WORK TO COMPLETE> Pull out each line of the records holding the string "Baby".

DATA TO USE>
******************************
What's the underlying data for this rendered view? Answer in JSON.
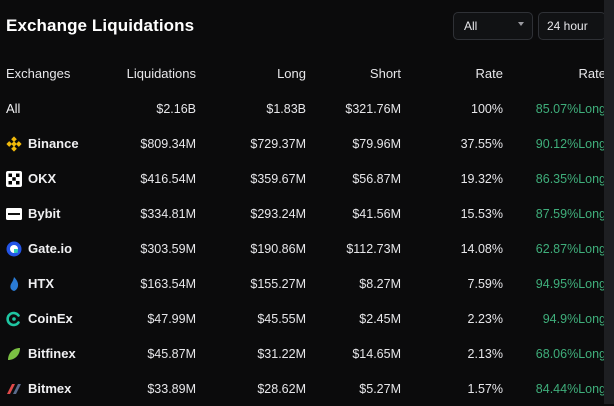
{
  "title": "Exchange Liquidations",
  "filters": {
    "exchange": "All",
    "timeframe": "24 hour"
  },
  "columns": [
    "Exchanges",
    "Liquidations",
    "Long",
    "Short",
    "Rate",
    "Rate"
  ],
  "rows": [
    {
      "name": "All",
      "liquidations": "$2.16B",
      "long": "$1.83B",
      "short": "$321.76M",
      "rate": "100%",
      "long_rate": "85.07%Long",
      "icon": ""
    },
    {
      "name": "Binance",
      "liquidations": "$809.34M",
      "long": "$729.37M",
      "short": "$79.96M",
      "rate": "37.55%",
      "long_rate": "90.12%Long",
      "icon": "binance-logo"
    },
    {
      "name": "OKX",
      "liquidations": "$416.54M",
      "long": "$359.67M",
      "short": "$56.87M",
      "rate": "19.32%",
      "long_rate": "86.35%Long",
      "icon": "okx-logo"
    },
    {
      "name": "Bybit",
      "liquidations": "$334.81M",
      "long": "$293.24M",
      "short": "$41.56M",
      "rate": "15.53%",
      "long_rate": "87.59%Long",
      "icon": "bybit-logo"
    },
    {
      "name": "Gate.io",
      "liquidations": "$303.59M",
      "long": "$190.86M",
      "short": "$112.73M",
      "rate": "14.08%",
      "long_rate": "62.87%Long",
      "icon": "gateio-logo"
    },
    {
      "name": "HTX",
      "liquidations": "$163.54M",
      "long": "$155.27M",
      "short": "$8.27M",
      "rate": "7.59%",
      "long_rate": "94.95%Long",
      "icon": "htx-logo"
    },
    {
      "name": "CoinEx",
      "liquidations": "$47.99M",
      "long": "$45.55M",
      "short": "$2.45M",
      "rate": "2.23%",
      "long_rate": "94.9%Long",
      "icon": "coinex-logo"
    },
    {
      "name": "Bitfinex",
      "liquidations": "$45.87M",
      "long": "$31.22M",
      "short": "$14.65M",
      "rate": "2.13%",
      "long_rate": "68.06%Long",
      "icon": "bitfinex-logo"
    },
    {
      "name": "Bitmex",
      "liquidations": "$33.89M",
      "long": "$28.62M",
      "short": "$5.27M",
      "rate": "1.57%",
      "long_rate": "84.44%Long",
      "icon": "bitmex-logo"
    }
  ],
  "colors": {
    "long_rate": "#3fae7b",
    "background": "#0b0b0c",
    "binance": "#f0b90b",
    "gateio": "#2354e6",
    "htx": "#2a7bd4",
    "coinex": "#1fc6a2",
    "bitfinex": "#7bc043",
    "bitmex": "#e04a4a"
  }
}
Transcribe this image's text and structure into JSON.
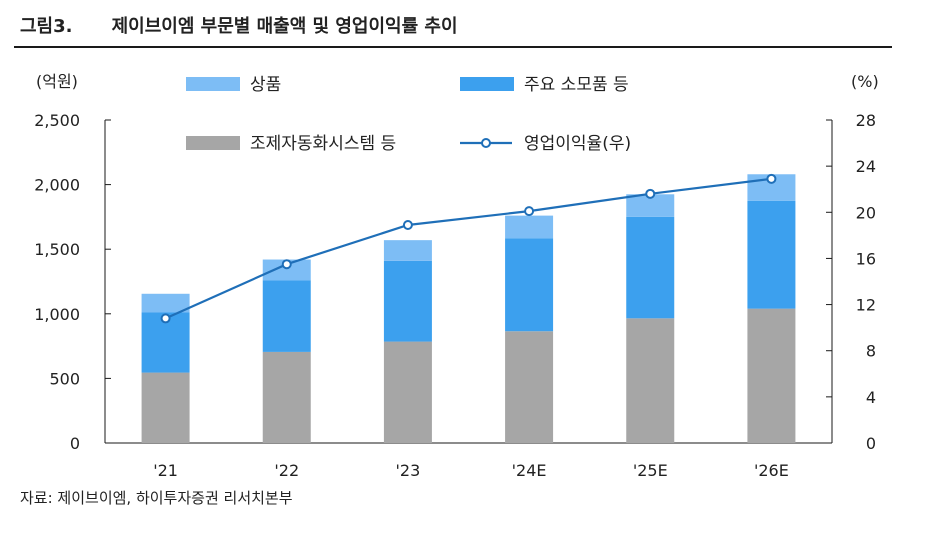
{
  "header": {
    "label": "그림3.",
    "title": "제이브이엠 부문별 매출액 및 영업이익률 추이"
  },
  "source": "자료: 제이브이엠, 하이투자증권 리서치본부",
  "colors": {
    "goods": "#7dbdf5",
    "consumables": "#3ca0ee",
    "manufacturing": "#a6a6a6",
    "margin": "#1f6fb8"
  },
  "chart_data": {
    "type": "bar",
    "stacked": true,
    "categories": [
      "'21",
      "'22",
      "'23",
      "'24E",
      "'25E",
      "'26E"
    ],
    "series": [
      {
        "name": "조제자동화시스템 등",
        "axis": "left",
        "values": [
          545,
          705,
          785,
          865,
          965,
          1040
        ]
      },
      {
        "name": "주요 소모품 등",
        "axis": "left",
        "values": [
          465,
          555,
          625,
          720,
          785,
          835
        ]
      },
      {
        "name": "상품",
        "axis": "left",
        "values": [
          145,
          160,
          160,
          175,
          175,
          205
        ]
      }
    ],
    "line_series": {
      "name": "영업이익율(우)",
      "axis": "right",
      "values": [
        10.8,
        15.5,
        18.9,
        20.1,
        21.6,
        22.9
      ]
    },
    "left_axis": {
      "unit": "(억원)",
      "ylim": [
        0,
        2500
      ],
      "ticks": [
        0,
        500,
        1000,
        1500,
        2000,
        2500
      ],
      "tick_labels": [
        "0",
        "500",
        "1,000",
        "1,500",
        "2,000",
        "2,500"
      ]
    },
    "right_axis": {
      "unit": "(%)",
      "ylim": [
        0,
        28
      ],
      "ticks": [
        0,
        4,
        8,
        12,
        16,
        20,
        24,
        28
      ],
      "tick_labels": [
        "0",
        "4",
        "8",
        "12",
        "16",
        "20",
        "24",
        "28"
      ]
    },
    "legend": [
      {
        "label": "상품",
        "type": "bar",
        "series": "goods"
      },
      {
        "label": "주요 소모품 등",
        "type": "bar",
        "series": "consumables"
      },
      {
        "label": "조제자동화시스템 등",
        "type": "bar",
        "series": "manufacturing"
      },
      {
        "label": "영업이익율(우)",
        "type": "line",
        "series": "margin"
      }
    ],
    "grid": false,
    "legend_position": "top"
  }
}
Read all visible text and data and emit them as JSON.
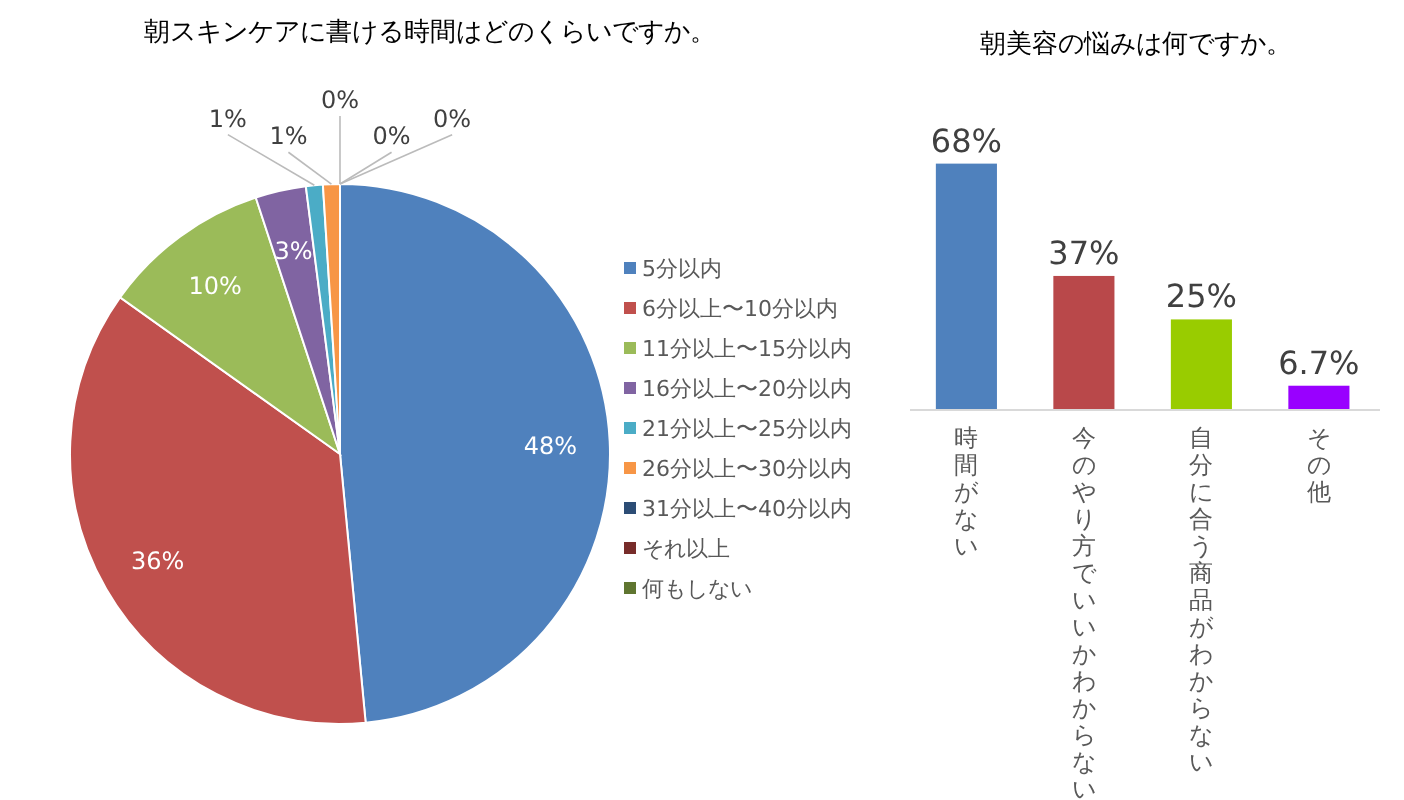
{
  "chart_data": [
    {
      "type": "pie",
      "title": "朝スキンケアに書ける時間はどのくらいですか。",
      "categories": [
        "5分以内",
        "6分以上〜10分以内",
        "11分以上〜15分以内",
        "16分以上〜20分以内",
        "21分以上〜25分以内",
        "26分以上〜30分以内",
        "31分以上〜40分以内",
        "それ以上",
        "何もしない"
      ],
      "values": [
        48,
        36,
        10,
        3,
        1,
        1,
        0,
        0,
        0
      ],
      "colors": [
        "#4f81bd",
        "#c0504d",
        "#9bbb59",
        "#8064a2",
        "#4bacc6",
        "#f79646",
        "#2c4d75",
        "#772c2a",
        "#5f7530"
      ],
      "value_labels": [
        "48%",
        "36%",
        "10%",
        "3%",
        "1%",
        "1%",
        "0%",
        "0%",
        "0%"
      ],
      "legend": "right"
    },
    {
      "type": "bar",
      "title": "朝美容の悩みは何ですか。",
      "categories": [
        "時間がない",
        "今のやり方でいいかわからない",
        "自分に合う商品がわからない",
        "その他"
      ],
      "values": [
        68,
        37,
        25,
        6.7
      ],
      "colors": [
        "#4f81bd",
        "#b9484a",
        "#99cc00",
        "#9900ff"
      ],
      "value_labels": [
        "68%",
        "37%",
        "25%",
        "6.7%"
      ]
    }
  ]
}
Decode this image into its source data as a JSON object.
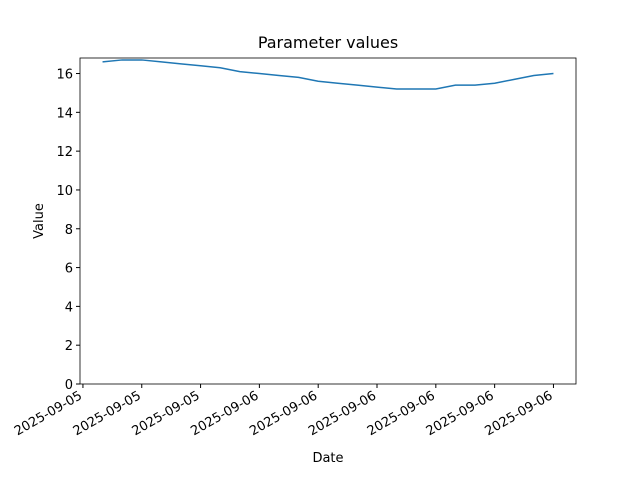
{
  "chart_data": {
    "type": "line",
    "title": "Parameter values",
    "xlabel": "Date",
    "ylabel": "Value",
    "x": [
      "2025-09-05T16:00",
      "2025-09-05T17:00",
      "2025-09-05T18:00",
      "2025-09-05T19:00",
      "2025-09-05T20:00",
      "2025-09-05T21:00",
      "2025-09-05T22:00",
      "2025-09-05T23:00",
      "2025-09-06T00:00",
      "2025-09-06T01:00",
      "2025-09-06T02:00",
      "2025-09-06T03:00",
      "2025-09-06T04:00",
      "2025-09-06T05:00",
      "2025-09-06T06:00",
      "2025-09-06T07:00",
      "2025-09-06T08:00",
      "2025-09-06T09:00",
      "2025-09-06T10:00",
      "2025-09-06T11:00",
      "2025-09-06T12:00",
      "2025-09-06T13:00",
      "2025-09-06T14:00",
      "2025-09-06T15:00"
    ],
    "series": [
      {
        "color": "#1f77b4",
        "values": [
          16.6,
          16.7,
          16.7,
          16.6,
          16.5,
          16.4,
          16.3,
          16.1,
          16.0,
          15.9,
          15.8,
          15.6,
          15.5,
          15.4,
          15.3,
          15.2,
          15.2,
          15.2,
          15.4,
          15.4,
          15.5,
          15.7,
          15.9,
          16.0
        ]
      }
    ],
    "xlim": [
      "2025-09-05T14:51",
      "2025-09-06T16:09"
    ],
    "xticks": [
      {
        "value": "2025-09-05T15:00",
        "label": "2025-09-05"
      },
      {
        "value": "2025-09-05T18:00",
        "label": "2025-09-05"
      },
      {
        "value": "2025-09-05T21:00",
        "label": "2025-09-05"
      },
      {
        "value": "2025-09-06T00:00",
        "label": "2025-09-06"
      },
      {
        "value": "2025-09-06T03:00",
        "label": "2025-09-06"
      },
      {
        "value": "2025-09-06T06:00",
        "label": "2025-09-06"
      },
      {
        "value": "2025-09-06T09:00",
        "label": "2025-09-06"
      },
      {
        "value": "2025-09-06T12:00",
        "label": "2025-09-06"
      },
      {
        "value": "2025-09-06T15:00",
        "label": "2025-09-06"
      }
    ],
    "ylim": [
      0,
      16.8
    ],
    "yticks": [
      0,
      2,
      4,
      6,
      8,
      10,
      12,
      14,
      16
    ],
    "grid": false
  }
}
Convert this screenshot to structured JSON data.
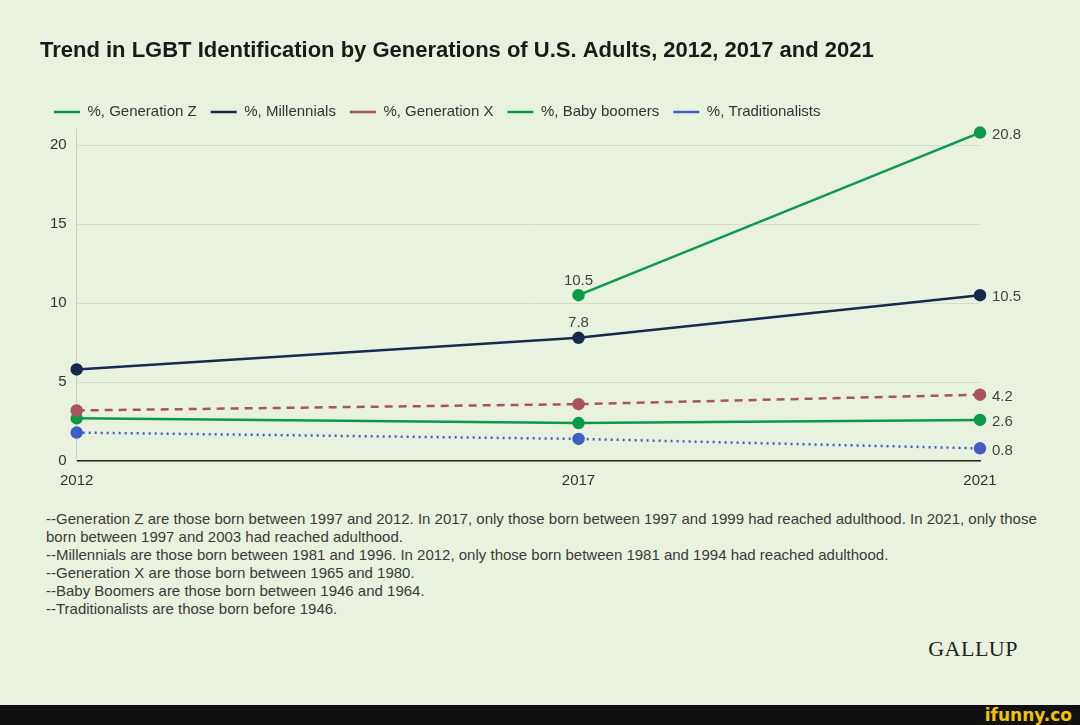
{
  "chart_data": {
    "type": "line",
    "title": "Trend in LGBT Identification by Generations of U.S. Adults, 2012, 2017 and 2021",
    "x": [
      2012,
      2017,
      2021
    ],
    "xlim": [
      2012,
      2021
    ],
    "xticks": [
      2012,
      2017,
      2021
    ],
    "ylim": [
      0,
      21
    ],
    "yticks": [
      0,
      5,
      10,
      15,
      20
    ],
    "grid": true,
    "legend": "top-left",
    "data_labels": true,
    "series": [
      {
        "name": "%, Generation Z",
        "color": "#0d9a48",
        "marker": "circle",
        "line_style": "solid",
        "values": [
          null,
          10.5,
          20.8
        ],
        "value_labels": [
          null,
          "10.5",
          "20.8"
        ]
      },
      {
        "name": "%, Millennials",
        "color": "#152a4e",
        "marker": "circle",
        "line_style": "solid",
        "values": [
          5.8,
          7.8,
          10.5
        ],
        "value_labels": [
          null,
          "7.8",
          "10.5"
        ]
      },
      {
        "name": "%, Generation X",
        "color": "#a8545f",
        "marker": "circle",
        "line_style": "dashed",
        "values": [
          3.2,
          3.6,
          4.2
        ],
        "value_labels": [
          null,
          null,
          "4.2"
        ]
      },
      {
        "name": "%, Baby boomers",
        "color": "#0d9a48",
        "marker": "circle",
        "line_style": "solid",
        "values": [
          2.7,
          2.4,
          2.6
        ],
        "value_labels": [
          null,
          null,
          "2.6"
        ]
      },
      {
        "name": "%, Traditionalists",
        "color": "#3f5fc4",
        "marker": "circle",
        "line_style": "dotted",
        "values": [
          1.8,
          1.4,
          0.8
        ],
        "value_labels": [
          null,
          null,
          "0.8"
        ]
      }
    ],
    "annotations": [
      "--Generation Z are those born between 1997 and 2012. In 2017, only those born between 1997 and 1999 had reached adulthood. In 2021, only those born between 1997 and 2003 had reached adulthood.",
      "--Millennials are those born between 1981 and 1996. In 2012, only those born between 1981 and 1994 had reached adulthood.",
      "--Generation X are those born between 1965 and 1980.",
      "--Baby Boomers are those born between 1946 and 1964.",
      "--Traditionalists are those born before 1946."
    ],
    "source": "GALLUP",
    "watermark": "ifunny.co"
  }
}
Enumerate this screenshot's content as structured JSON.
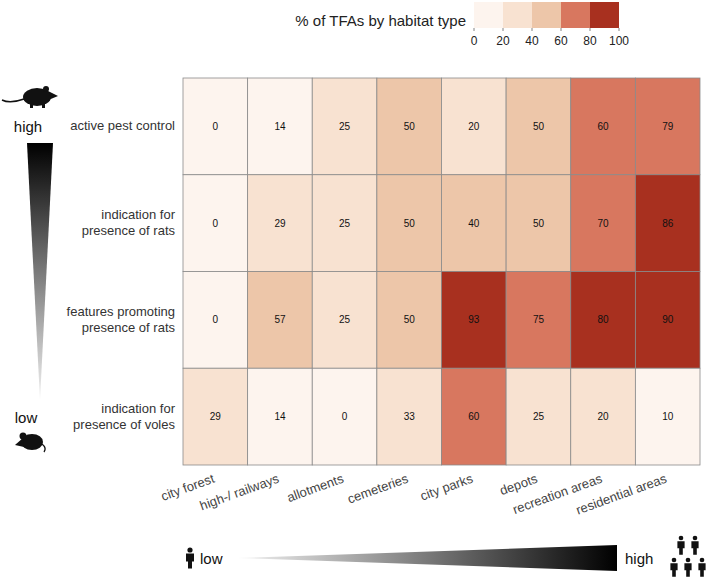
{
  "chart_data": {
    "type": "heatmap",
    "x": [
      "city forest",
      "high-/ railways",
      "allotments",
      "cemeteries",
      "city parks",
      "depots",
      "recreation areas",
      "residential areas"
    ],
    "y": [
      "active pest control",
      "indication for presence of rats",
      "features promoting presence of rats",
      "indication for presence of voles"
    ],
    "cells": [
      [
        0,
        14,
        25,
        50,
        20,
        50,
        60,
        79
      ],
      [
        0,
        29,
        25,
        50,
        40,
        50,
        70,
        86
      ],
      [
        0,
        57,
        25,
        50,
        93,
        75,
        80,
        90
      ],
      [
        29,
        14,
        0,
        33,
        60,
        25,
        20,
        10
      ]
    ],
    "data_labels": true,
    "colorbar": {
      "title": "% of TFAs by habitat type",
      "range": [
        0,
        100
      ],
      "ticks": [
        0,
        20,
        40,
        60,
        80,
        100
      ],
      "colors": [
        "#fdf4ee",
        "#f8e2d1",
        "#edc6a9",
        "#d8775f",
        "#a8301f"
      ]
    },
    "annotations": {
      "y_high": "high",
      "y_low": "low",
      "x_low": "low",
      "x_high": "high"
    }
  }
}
******************************
OUTPUT OF THE EXERCISE>
        "name": "%, Baby boomers",
      "--Baby Boomers are those born between 1946 and 1964.",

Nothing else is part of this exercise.